Extracted data entries:
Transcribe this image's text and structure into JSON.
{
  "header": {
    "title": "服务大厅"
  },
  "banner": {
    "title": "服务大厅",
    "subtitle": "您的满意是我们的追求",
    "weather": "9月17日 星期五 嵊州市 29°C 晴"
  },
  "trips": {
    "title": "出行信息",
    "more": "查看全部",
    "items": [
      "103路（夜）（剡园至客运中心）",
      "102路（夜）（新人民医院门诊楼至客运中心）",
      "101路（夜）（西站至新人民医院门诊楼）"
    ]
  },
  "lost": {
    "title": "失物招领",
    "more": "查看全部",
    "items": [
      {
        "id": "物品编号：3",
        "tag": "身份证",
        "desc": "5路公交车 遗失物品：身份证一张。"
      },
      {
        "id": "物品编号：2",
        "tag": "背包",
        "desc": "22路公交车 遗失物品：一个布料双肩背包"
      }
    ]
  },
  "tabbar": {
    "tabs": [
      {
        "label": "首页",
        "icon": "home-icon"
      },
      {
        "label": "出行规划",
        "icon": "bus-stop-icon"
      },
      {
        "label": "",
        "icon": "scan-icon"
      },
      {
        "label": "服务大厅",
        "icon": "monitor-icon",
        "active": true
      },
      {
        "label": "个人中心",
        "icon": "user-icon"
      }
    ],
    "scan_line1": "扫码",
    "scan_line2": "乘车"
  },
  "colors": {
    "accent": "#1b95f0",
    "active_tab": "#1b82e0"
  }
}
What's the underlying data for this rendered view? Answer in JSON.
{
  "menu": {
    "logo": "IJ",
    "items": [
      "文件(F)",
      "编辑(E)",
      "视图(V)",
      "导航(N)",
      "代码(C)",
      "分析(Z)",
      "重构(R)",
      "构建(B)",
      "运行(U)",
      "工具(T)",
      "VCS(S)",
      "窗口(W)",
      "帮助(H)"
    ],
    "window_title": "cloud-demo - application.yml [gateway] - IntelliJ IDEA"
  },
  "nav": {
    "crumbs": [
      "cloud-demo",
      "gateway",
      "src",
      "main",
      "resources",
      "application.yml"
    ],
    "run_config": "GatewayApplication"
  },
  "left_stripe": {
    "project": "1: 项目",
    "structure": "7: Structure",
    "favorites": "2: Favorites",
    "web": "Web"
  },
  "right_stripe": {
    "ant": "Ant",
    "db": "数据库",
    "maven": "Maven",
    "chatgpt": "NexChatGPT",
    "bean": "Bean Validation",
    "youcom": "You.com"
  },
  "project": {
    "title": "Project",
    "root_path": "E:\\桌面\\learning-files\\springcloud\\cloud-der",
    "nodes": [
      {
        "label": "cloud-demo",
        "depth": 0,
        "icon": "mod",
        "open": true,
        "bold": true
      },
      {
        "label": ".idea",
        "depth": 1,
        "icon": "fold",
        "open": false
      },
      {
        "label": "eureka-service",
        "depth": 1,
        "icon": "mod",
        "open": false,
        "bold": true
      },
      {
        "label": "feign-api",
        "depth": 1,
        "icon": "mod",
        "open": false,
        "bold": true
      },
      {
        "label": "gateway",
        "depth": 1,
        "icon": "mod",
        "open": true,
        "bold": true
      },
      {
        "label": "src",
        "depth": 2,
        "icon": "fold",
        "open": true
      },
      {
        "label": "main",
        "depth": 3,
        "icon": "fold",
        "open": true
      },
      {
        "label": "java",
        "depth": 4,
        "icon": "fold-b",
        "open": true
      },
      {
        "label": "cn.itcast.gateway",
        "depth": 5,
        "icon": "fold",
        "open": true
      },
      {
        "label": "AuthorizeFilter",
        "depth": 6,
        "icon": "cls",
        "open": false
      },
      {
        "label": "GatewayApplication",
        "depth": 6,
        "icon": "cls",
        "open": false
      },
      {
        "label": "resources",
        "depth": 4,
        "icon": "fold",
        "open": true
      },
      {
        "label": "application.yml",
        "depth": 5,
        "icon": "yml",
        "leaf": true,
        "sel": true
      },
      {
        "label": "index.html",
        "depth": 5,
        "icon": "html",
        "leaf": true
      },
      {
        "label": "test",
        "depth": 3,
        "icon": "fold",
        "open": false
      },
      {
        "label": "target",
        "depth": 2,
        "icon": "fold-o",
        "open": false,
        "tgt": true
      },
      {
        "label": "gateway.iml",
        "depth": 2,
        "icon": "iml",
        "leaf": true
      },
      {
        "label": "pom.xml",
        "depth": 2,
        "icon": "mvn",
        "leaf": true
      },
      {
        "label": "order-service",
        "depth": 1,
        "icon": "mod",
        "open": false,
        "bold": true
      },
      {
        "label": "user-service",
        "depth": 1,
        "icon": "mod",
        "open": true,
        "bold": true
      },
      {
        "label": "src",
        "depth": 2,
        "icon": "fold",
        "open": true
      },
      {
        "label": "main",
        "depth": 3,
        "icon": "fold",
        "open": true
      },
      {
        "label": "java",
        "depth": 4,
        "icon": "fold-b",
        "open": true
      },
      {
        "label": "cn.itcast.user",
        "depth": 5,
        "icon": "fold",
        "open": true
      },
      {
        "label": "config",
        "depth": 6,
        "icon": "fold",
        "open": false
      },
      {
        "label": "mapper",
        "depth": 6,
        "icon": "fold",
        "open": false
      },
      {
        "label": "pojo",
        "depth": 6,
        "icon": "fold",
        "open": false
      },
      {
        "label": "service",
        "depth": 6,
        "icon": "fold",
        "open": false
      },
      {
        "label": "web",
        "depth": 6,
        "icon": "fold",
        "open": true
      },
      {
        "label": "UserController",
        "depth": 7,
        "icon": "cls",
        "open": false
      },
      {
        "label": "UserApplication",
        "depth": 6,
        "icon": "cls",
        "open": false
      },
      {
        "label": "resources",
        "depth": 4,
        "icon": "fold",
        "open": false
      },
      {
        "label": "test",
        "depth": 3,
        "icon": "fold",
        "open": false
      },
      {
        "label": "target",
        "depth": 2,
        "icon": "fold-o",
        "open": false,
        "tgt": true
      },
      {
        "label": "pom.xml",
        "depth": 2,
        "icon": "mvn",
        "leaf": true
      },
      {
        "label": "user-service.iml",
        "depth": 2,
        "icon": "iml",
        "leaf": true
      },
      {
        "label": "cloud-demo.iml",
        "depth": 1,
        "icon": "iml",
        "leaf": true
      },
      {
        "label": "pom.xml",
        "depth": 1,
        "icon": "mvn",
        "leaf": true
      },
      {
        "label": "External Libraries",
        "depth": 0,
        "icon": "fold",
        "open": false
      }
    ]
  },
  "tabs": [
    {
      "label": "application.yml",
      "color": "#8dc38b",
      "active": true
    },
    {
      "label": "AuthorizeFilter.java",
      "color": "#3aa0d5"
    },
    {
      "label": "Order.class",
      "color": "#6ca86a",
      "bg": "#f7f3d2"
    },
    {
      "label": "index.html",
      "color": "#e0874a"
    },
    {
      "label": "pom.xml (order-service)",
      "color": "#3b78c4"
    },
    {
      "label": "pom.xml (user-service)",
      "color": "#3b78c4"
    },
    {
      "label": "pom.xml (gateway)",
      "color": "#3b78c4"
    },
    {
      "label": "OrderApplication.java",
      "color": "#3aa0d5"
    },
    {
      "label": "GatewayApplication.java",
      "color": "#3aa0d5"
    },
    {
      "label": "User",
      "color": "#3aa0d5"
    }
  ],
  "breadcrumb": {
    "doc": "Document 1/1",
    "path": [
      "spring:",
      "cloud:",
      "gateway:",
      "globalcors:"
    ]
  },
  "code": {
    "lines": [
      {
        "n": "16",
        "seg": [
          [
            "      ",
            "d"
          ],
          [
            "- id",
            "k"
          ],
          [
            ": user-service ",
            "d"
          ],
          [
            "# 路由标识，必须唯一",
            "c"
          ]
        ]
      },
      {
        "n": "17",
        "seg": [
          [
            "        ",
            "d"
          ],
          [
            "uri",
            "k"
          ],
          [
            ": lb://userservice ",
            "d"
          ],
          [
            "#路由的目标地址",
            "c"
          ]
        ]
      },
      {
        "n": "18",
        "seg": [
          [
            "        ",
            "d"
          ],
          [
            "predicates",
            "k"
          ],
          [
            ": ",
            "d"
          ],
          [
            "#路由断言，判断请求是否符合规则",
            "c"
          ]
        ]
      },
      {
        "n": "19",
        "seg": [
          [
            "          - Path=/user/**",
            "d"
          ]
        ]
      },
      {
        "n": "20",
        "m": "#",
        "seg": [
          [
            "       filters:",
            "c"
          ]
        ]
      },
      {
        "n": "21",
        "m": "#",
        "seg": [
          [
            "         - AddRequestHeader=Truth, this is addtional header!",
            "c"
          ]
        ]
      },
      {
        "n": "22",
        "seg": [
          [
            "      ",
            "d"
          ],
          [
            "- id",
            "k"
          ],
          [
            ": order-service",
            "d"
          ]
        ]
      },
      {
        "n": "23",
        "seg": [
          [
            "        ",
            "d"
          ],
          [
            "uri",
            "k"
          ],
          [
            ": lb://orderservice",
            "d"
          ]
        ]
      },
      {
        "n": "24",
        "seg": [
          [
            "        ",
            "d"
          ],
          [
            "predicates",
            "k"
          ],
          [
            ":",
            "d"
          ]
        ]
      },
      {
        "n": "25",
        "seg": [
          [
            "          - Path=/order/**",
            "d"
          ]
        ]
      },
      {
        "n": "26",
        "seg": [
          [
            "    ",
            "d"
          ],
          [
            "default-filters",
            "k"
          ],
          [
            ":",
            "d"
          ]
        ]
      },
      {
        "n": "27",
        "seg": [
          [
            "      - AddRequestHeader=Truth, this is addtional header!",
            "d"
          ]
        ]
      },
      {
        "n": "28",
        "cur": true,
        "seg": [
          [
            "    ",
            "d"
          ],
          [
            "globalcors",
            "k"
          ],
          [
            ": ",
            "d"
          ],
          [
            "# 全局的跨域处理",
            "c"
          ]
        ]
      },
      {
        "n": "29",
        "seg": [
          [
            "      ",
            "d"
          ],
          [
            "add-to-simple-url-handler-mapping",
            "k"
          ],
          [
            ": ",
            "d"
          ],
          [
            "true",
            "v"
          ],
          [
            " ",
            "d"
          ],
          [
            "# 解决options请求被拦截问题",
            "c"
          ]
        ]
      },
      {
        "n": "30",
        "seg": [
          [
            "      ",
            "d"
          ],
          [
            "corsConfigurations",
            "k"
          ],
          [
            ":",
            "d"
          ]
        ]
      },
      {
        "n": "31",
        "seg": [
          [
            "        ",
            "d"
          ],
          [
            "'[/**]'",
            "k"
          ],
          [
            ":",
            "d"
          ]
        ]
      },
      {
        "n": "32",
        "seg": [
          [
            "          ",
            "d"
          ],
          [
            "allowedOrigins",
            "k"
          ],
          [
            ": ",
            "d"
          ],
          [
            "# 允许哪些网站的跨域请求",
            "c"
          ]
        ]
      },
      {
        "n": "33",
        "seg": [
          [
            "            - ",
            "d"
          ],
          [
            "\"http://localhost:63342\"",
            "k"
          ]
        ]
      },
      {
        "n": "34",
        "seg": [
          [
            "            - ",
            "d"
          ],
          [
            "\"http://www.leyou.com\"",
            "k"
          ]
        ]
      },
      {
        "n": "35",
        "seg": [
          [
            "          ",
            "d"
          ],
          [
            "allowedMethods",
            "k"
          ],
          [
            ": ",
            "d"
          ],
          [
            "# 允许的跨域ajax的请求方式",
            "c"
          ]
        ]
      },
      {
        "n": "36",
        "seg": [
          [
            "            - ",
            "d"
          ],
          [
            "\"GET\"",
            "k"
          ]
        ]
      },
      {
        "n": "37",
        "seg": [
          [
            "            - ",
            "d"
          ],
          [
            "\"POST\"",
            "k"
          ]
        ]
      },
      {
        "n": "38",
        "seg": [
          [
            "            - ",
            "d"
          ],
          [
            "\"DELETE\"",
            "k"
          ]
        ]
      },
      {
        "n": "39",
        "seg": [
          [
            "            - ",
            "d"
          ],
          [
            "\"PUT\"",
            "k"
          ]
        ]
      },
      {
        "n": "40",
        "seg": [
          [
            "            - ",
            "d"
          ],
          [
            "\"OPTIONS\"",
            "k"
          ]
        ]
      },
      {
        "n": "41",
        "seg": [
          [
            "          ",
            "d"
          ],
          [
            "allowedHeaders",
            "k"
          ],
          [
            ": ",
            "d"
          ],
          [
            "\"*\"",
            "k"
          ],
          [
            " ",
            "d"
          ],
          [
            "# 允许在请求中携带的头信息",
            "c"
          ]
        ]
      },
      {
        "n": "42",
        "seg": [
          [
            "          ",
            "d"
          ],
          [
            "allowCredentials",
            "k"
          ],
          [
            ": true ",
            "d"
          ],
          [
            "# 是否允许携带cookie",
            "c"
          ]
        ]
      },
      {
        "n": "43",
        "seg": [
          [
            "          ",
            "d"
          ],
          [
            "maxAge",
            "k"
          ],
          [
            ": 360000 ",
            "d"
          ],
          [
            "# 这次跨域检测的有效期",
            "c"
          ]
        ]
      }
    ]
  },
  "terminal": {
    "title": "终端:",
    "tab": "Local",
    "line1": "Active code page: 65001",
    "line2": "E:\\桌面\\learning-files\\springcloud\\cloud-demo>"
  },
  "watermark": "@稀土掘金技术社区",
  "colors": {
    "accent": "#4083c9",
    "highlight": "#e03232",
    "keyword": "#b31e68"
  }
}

Goal: From the data above, work out how many lines contain the string "this" and reply with only the number.

In response: 4